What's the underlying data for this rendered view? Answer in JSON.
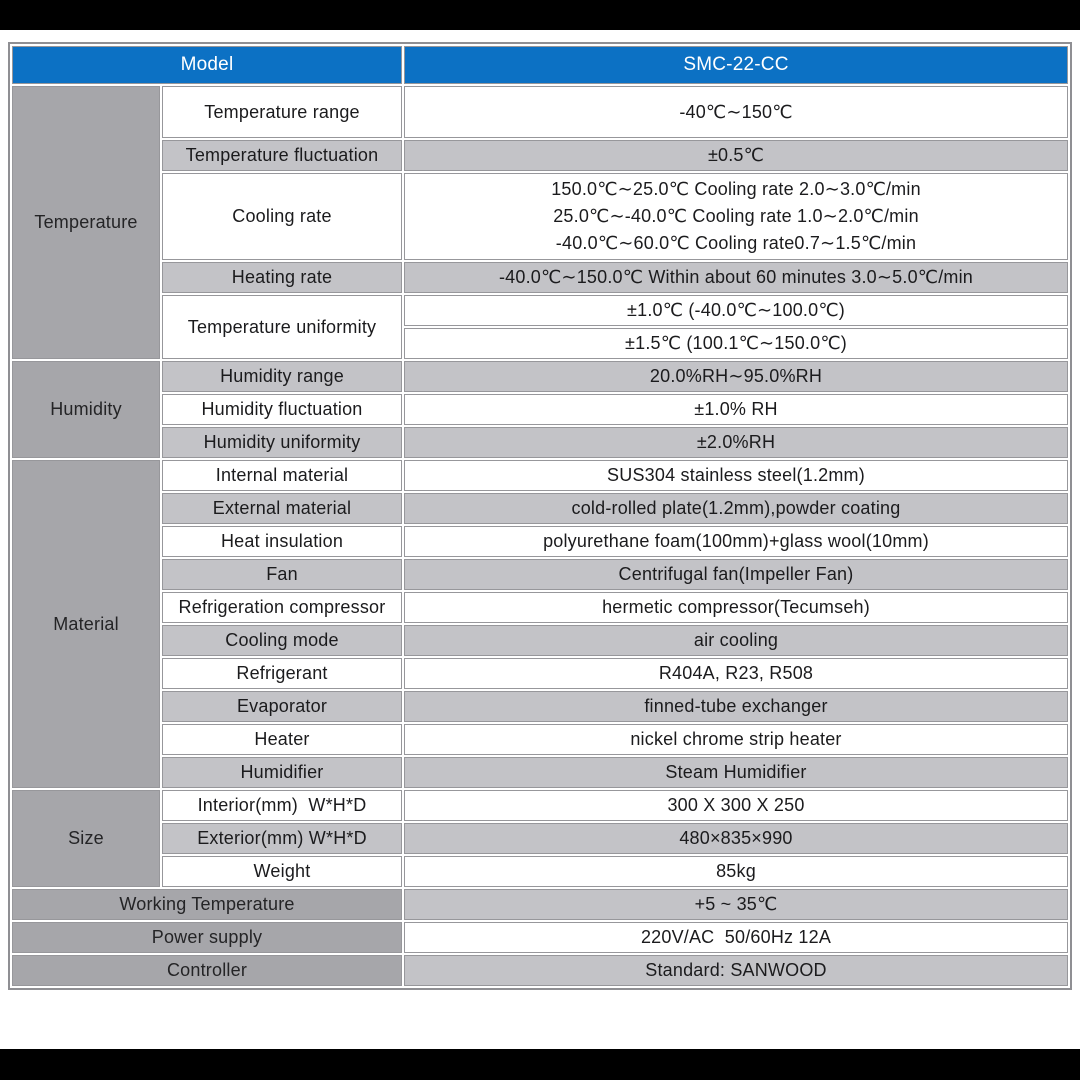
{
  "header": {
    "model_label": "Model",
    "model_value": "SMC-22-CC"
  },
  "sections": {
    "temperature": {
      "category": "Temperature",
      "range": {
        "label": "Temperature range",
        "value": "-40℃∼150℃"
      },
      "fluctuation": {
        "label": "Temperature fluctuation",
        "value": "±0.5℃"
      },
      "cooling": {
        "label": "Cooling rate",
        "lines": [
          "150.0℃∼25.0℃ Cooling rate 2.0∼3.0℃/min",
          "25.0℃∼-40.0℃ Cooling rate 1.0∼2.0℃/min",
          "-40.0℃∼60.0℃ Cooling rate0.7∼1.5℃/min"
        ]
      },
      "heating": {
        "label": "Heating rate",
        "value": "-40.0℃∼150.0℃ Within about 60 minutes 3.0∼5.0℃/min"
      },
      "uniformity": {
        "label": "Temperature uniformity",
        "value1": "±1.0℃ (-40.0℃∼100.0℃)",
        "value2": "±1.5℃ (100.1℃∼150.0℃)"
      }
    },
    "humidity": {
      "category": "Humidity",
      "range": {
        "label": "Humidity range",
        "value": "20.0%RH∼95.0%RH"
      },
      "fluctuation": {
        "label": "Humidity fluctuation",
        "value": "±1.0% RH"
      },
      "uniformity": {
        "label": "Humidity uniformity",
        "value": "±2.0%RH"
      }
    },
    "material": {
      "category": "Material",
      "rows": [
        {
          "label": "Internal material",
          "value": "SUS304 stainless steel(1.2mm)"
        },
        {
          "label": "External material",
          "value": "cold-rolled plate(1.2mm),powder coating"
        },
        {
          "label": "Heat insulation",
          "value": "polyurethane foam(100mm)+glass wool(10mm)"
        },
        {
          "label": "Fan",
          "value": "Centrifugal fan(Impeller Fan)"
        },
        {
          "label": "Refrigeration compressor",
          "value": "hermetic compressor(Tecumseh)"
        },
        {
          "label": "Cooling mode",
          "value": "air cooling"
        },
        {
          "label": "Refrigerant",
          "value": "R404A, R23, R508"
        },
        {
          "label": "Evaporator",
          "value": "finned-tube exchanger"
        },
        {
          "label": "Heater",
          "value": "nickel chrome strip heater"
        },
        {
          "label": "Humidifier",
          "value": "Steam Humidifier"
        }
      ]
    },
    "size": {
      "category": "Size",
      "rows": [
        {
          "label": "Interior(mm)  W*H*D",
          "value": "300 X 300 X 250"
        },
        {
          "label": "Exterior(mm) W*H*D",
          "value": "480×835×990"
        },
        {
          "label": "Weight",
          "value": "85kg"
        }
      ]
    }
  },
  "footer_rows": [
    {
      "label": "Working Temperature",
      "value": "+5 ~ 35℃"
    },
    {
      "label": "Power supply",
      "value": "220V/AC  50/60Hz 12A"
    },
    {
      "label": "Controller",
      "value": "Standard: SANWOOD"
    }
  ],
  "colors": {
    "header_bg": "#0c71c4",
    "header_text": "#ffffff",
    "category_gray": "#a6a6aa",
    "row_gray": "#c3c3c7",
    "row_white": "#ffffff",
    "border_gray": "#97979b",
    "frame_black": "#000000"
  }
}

________________________________________

> [What you will do]: Pictures stay out; reproduce every line of the records exactly.

> [Exercise solution]:
What's the underlying data for this rendered view? Answer in JSON.
{
  "header": {
    "model_label": "Model",
    "model_value": "SMC-22-CC"
  },
  "sections": {
    "temperature": {
      "category": "Temperature",
      "range": {
        "label": "Temperature range",
        "value": "-40℃∼150℃"
      },
      "fluctuation": {
        "label": "Temperature fluctuation",
        "value": "±0.5℃"
      },
      "cooling": {
        "label": "Cooling rate",
        "lines": [
          "150.0℃∼25.0℃ Cooling rate 2.0∼3.0℃/min",
          "25.0℃∼-40.0℃ Cooling rate 1.0∼2.0℃/min",
          "-40.0℃∼60.0℃ Cooling rate0.7∼1.5℃/min"
        ]
      },
      "heating": {
        "label": "Heating rate",
        "value": "-40.0℃∼150.0℃ Within about 60 minutes 3.0∼5.0℃/min"
      },
      "uniformity": {
        "label": "Temperature uniformity",
        "value1": "±1.0℃ (-40.0℃∼100.0℃)",
        "value2": "±1.5℃ (100.1℃∼150.0℃)"
      }
    },
    "humidity": {
      "category": "Humidity",
      "range": {
        "label": "Humidity range",
        "value": "20.0%RH∼95.0%RH"
      },
      "fluctuation": {
        "label": "Humidity fluctuation",
        "value": "±1.0% RH"
      },
      "uniformity": {
        "label": "Humidity uniformity",
        "value": "±2.0%RH"
      }
    },
    "material": {
      "category": "Material",
      "rows": [
        {
          "label": "Internal material",
          "value": "SUS304 stainless steel(1.2mm)"
        },
        {
          "label": "External material",
          "value": "cold-rolled plate(1.2mm),powder coating"
        },
        {
          "label": "Heat insulation",
          "value": "polyurethane foam(100mm)+glass wool(10mm)"
        },
        {
          "label": "Fan",
          "value": "Centrifugal fan(Impeller Fan)"
        },
        {
          "label": "Refrigeration compressor",
          "value": "hermetic compressor(Tecumseh)"
        },
        {
          "label": "Cooling mode",
          "value": "air cooling"
        },
        {
          "label": "Refrigerant",
          "value": "R404A, R23, R508"
        },
        {
          "label": "Evaporator",
          "value": "finned-tube exchanger"
        },
        {
          "label": "Heater",
          "value": "nickel chrome strip heater"
        },
        {
          "label": "Humidifier",
          "value": "Steam Humidifier"
        }
      ]
    },
    "size": {
      "category": "Size",
      "rows": [
        {
          "label": "Interior(mm)  W*H*D",
          "value": "300 X 300 X 250"
        },
        {
          "label": "Exterior(mm) W*H*D",
          "value": "480×835×990"
        },
        {
          "label": "Weight",
          "value": "85kg"
        }
      ]
    }
  },
  "footer_rows": [
    {
      "label": "Working Temperature",
      "value": "+5 ~ 35℃"
    },
    {
      "label": "Power supply",
      "value": "220V/AC  50/60Hz 12A"
    },
    {
      "label": "Controller",
      "value": "Standard: SANWOOD"
    }
  ],
  "colors": {
    "header_bg": "#0c71c4",
    "header_text": "#ffffff",
    "category_gray": "#a6a6aa",
    "row_gray": "#c3c3c7",
    "row_white": "#ffffff",
    "border_gray": "#97979b",
    "frame_black": "#000000"
  }
}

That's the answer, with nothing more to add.